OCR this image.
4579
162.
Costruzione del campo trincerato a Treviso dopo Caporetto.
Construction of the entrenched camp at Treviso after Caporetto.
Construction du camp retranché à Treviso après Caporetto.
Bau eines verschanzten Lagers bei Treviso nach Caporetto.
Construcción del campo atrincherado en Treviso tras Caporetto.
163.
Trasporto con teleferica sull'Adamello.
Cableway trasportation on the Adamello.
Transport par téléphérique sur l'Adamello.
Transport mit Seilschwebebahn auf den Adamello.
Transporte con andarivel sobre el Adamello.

■ ■ ■ ■

All entries shown above should be printed again exactly.

→ Correct output:
OCR this image.
4579
162.
Costruzione del campo trincerato a Treviso dopo Caporetto.
Construction of the entrenched camp at Treviso after Caporetto.
Construction du camp retranché à Treviso après Caporetto.
Bau eines verschanzten Lagers bei Treviso nach Caporetto.
Construcción del campo atrincherado en Treviso tras Caporetto.
163.
Trasporto con teleferica sull'Adamello.
Cableway trasportation on the Adamello.
Transport par téléphérique sur l'Adamello.
Transport mit Seilschwebebahn auf den Adamello.
Transporte con andarivel sobre el Adamello.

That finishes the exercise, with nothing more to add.